This was confirmed via X-ray crystallography and DOSY NMR spectroscopy. It was possible to isolate [(^Depnacnac)Mg(THF)₃][Co(COD)₂] (2·THF), from a solution of 2 in 80 : 20 THF : n-hexane stored at −30 °C (Fig. 4). The molecular structure of 2·THF clearly shows the cationic [(^Depnacnac)Mg]⁺ moiety is separated from the [Co(COD)₂]⁻ unit due to the coordination of three molecules of THF to the former. The DOSY NMR experiment gave further insight into the solution behavior of 2 (see ESI† for full analysis). When conducted in C₆D₆, all suitable signals of both ligands show similar diffusion coefficients (≈6.6 × 10⁻¹⁰ m² s⁻¹) in the ¹H NMR spectrum. In d₈-THF however, the region that coincides with the signals for the COD ligands (δ = 1.9–2.3 ppm) has a higher diffusion coefficient (D ≈ 7.6 × 10⁻¹⁰ m² s⁻¹) compared to those for the nacnac moiety (D ≈ 6.7 × 10⁻¹⁰ m² s⁻¹), validating that they are separate entities in solution (see ESI† for further details). When a solution of 2·THF was dried in vacuo and the residue dissolved in C₆D₆, the ¹H NMR spectrum showed the reformation of the contact ion-pair 2. To our knowledge, this is the first clear example of reversible ion-pairing in a molecular transition metal-magnesium complex.¹⁴ When a stronger ligand is added, such as DMAP, the solvent separated species (2·DMAP) is observed even in non-donor solvents, indicating that metal–metal bond formation does not occur in this case (see the ESI† for further details, DMAP = dimethylaminopyridine). It should be noted that the ionic form has little effect on the UV-Vis spectra of 2/2·THF, both having similar absorption maxima at 351 and 347 nm, respectively (see ESI†).

Information supplied –

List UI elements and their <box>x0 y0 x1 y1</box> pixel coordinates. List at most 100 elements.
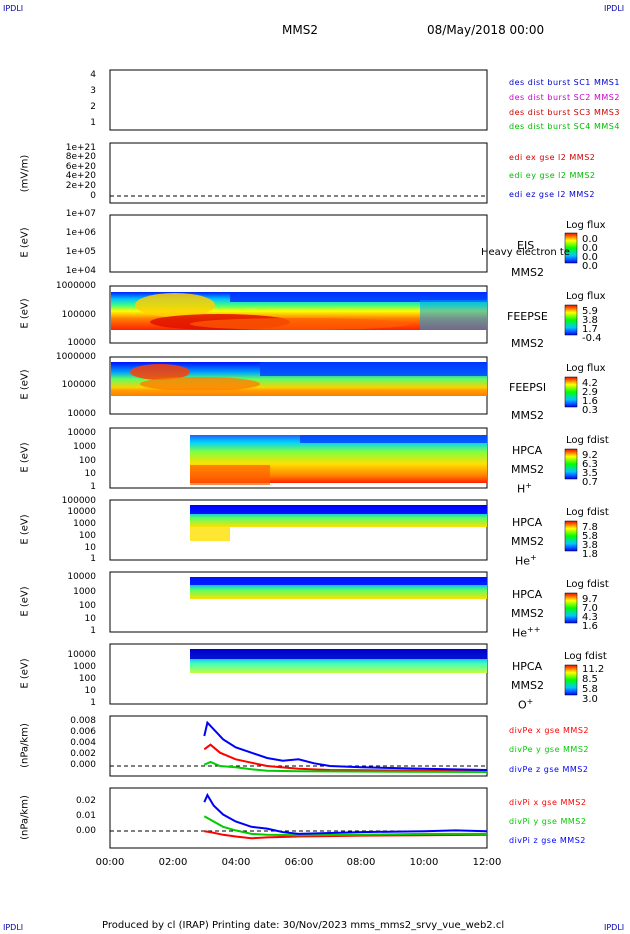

Written instruction –
In the magnesium–cobalt complex text, what diffusion coefficient was measured in d₈-THF for the region matching the COD ligand signals?

Solution to this task –
D ≈ 7.6 × 10⁻¹⁰ m² s⁻¹